■ **Instruction**
Write out, unchanged, the lines from the one holding "What text is on this page?" to the close of the listing. Both the first and last lines belong in it.

━━━━━ Exercise data

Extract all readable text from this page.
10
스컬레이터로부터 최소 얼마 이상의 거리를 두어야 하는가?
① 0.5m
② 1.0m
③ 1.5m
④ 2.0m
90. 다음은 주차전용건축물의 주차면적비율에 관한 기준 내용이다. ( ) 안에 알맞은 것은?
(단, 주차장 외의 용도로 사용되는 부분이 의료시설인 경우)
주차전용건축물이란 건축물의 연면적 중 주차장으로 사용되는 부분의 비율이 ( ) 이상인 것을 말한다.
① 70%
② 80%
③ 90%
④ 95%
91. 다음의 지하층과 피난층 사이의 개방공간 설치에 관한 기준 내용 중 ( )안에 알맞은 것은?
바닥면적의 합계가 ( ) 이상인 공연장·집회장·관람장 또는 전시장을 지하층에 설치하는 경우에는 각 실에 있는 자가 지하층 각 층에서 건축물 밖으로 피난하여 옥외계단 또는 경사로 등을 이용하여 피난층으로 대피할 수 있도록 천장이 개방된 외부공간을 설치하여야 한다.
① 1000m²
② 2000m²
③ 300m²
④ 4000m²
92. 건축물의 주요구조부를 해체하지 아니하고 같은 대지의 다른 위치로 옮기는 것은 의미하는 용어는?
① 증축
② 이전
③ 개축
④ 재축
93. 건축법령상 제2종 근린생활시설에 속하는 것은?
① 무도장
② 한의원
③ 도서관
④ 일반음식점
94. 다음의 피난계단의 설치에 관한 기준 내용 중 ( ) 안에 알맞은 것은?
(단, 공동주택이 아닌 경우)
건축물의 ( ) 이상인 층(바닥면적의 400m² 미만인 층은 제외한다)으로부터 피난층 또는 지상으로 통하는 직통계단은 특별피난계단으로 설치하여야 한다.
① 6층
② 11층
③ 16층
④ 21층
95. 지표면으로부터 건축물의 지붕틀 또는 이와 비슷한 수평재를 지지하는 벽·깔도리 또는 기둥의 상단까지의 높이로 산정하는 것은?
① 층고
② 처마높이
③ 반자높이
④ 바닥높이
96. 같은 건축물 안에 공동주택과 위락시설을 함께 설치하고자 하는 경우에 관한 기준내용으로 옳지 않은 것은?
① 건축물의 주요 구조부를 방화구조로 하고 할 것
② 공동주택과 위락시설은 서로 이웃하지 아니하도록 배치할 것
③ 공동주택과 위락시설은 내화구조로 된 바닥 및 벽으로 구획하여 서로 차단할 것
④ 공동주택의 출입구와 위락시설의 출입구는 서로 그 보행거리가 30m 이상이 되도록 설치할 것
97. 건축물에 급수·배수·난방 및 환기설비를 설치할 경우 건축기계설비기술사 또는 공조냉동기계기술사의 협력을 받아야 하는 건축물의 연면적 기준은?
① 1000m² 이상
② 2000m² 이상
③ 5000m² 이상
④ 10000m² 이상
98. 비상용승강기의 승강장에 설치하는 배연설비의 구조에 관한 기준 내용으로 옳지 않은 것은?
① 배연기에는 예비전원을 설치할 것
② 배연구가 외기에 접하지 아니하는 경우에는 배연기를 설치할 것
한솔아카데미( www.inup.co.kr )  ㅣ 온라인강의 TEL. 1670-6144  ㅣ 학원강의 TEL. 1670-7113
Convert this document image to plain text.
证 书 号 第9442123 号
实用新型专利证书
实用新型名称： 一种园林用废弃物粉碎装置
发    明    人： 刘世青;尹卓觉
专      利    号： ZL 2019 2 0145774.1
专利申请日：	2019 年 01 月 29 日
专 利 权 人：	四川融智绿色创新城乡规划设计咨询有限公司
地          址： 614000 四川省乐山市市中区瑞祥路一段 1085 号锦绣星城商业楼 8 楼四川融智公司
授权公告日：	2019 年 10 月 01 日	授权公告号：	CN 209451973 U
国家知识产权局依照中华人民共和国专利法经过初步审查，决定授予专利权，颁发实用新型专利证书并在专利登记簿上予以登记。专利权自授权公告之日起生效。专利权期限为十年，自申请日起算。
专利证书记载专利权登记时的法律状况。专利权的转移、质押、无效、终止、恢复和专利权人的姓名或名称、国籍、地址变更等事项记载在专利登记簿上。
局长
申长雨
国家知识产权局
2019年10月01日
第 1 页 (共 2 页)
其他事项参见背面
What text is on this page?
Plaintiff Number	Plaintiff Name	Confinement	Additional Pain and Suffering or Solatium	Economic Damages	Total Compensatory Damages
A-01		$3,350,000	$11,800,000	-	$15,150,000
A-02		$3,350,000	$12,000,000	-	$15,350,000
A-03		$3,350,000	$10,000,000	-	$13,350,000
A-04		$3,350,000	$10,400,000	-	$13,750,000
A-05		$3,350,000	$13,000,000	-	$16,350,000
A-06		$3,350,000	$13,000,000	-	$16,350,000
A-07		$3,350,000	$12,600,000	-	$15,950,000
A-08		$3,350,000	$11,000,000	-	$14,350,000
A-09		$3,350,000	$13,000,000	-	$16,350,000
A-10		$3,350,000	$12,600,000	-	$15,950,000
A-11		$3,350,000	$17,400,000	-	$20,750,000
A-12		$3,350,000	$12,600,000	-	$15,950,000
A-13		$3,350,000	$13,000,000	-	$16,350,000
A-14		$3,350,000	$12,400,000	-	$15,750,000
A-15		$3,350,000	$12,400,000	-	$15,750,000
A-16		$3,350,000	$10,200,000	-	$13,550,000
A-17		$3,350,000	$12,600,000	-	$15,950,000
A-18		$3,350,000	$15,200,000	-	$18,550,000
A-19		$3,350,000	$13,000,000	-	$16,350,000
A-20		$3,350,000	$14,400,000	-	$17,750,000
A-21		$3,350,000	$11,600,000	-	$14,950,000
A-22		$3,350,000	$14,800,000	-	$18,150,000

━━━━━━━━━━

■ **Solution to this problem**
What text is on this page?
Plaintiff Number	Plaintiff Name	Confinement	Additional Pain and Suffering or Solatium	Economic Damages	Total Compensatory Damages
A-01		$3,350,000	$11,800,000	-	$15,150,000
A-02		$3,350,000	$12,000,000	-	$15,350,000
A-03		$3,350,000	$10,000,000	-	$13,350,000
A-04		$3,350,000	$10,400,000	-	$13,750,000
A-05		$3,350,000	$13,000,000	-	$16,350,000
A-06		$3,350,000	$13,000,000	-	$16,350,000
A-07		$3,350,000	$12,600,000	-	$15,950,000
A-08		$3,350,000	$11,000,000	-	$14,350,000
A-09		$3,350,000	$13,000,000	-	$16,350,000
A-10		$3,350,000	$12,600,000	-	$15,950,000
A-11		$3,350,000	$17,400,000	-	$20,750,000
A-12		$3,350,000	$12,600,000	-	$15,950,000
A-13		$3,350,000	$13,000,000	-	$16,350,000
A-14		$3,350,000	$12,400,000	-	$15,750,000
A-15		$3,350,000	$12,400,000	-	$15,750,000
A-16		$3,350,000	$10,200,000	-	$13,550,000
A-17		$3,350,000	$12,600,000	-	$15,950,000
A-18		$3,350,000	$15,200,000	-	$18,550,000
A-19		$3,350,000	$13,000,000	-	$16,350,000
A-20		$3,350,000	$14,400,000	-	$17,750,000
A-21		$3,350,000	$11,600,000	-	$14,950,000
A-22		$3,350,000	$14,800,000	-	$18,150,000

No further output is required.